◆ **Objective**
Quote every line below exactly and skip any picture.

◆ **Data records**
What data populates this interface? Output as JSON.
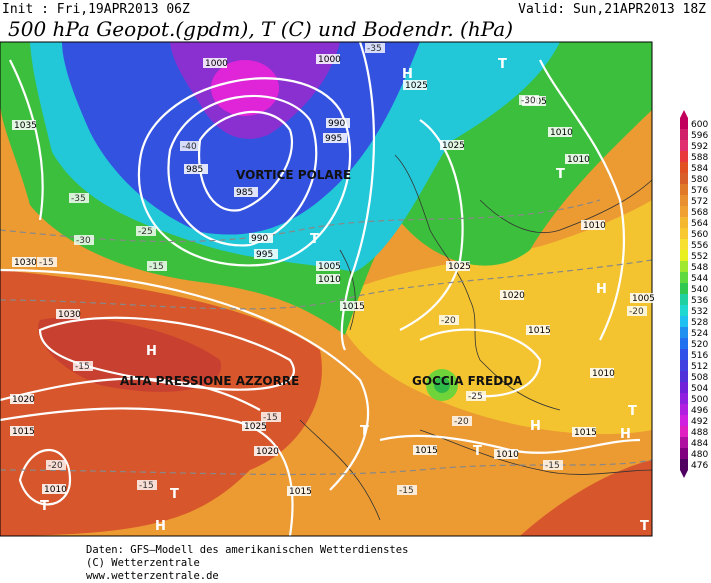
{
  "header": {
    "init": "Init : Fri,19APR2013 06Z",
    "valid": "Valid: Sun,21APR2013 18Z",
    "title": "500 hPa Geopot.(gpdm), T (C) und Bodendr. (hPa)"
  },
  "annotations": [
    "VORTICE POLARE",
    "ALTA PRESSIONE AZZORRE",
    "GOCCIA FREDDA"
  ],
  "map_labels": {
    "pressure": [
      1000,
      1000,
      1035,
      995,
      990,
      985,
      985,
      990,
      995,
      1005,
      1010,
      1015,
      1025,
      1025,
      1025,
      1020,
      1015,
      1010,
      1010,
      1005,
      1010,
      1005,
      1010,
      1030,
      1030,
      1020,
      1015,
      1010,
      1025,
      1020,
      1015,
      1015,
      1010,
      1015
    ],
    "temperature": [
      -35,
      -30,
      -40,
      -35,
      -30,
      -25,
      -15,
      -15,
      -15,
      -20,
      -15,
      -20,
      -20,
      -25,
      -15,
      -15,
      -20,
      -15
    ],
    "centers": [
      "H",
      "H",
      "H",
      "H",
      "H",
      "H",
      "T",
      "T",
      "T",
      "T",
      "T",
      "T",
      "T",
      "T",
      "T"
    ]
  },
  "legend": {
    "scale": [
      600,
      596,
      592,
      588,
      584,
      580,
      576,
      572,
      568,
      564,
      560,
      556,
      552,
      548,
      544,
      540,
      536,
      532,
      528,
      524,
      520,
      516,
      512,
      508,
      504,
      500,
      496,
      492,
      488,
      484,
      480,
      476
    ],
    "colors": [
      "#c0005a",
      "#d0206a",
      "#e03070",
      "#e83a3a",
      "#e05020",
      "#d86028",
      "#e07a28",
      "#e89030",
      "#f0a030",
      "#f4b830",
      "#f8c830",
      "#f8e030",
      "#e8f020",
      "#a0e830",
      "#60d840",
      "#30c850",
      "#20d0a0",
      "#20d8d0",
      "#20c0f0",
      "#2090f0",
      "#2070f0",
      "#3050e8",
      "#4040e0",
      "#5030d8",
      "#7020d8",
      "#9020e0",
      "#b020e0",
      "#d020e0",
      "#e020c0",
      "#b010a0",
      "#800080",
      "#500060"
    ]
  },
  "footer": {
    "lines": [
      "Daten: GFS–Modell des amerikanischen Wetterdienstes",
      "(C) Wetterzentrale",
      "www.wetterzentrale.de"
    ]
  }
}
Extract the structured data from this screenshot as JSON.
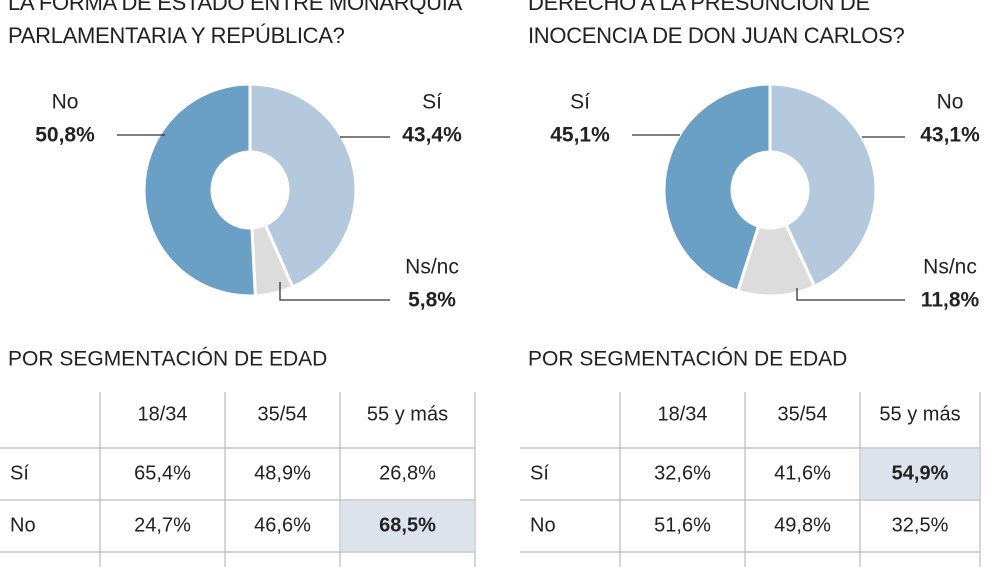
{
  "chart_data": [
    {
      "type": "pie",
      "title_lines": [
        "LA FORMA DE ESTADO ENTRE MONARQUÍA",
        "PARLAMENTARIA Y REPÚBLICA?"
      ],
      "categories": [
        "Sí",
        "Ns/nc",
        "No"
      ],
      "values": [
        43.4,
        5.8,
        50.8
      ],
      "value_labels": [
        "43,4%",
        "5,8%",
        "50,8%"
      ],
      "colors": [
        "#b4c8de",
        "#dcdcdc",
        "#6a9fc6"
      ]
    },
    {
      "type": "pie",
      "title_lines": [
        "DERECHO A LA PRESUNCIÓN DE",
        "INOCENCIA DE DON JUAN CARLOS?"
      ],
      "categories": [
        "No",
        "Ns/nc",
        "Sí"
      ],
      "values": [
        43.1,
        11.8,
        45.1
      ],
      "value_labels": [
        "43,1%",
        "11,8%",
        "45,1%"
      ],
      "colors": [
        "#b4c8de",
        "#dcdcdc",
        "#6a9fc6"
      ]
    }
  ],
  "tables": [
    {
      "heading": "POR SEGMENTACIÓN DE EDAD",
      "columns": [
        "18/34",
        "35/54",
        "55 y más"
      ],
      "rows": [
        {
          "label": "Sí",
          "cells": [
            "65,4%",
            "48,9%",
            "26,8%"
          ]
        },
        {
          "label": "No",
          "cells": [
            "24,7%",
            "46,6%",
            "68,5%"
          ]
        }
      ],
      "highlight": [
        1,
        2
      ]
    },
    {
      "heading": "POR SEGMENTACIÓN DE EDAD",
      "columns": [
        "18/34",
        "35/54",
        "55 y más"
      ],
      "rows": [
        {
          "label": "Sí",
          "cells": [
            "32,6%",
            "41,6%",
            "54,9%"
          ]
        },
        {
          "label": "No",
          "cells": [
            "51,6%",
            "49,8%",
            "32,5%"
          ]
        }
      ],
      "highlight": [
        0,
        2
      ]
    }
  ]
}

◆ **Task solution**
What data populates this interface? Output as JSON.
{
  "header": {
    "init": "Init : Fri,19APR2013 06Z",
    "valid": "Valid: Sun,21APR2013 18Z",
    "title": "500 hPa Geopot.(gpdm), T (C) und Bodendr. (hPa)"
  },
  "annotations": [
    "VORTICE POLARE",
    "ALTA PRESSIONE AZZORRE",
    "GOCCIA FREDDA"
  ],
  "map_labels": {
    "pressure": [
      1000,
      1000,
      1035,
      995,
      990,
      985,
      985,
      990,
      995,
      1005,
      1010,
      1015,
      1025,
      1025,
      1025,
      1020,
      1015,
      1010,
      1010,
      1005,
      1010,
      1005,
      1010,
      1030,
      1030,
      1020,
      1015,
      1010,
      1025,
      1020,
      1015,
      1015,
      1010,
      1015
    ],
    "temperature": [
      -35,
      -30,
      -40,
      -35,
      -30,
      -25,
      -15,
      -15,
      -15,
      -20,
      -15,
      -20,
      -20,
      -25,
      -15,
      -15,
      -20,
      -15
    ],
    "centers": [
      "H",
      "H",
      "H",
      "H",
      "H",
      "H",
      "T",
      "T",
      "T",
      "T",
      "T",
      "T",
      "T",
      "T",
      "T"
    ]
  },
  "legend": {
    "scale": [
      600,
      596,
      592,
      588,
      584,
      580,
      576,
      572,
      568,
      564,
      560,
      556,
      552,
      548,
      544,
      540,
      536,
      532,
      528,
      524,
      520,
      516,
      512,
      508,
      504,
      500,
      496,
      492,
      488,
      484,
      480,
      476
    ],
    "colors": [
      "#c0005a",
      "#d0206a",
      "#e03070",
      "#e83a3a",
      "#e05020",
      "#d86028",
      "#e07a28",
      "#e89030",
      "#f0a030",
      "#f4b830",
      "#f8c830",
      "#f8e030",
      "#e8f020",
      "#a0e830",
      "#60d840",
      "#30c850",
      "#20d0a0",
      "#20d8d0",
      "#20c0f0",
      "#2090f0",
      "#2070f0",
      "#3050e8",
      "#4040e0",
      "#5030d8",
      "#7020d8",
      "#9020e0",
      "#b020e0",
      "#d020e0",
      "#e020c0",
      "#b010a0",
      "#800080",
      "#500060"
    ]
  },
  "footer": {
    "lines": [
      "Daten: GFS–Modell des amerikanischen Wetterdienstes",
      "(C) Wetterzentrale",
      "www.wetterzentrale.de"
    ]
  }
}
Extract the structured data from this screenshot as JSON.
{
  "chart_data": [
    {
      "type": "pie",
      "title_lines": [
        "LA FORMA DE ESTADO ENTRE MONARQUÍA",
        "PARLAMENTARIA Y REPÚBLICA?"
      ],
      "categories": [
        "Sí",
        "Ns/nc",
        "No"
      ],
      "values": [
        43.4,
        5.8,
        50.8
      ],
      "value_labels": [
        "43,4%",
        "5,8%",
        "50,8%"
      ],
      "colors": [
        "#b4c8de",
        "#dcdcdc",
        "#6a9fc6"
      ]
    },
    {
      "type": "pie",
      "title_lines": [
        "DERECHO A LA PRESUNCIÓN DE",
        "INOCENCIA DE DON JUAN CARLOS?"
      ],
      "categories": [
        "No",
        "Ns/nc",
        "Sí"
      ],
      "values": [
        43.1,
        11.8,
        45.1
      ],
      "value_labels": [
        "43,1%",
        "11,8%",
        "45,1%"
      ],
      "colors": [
        "#b4c8de",
        "#dcdcdc",
        "#6a9fc6"
      ]
    }
  ],
  "tables": [
    {
      "heading": "POR SEGMENTACIÓN DE EDAD",
      "columns": [
        "18/34",
        "35/54",
        "55 y más"
      ],
      "rows": [
        {
          "label": "Sí",
          "cells": [
            "65,4%",
            "48,9%",
            "26,8%"
          ]
        },
        {
          "label": "No",
          "cells": [
            "24,7%",
            "46,6%",
            "68,5%"
          ]
        }
      ],
      "highlight": [
        1,
        2
      ]
    },
    {
      "heading": "POR SEGMENTACIÓN DE EDAD",
      "columns": [
        "18/34",
        "35/54",
        "55 y más"
      ],
      "rows": [
        {
          "label": "Sí",
          "cells": [
            "32,6%",
            "41,6%",
            "54,9%"
          ]
        },
        {
          "label": "No",
          "cells": [
            "51,6%",
            "49,8%",
            "32,5%"
          ]
        }
      ],
      "highlight": [
        0,
        2
      ]
    }
  ]
}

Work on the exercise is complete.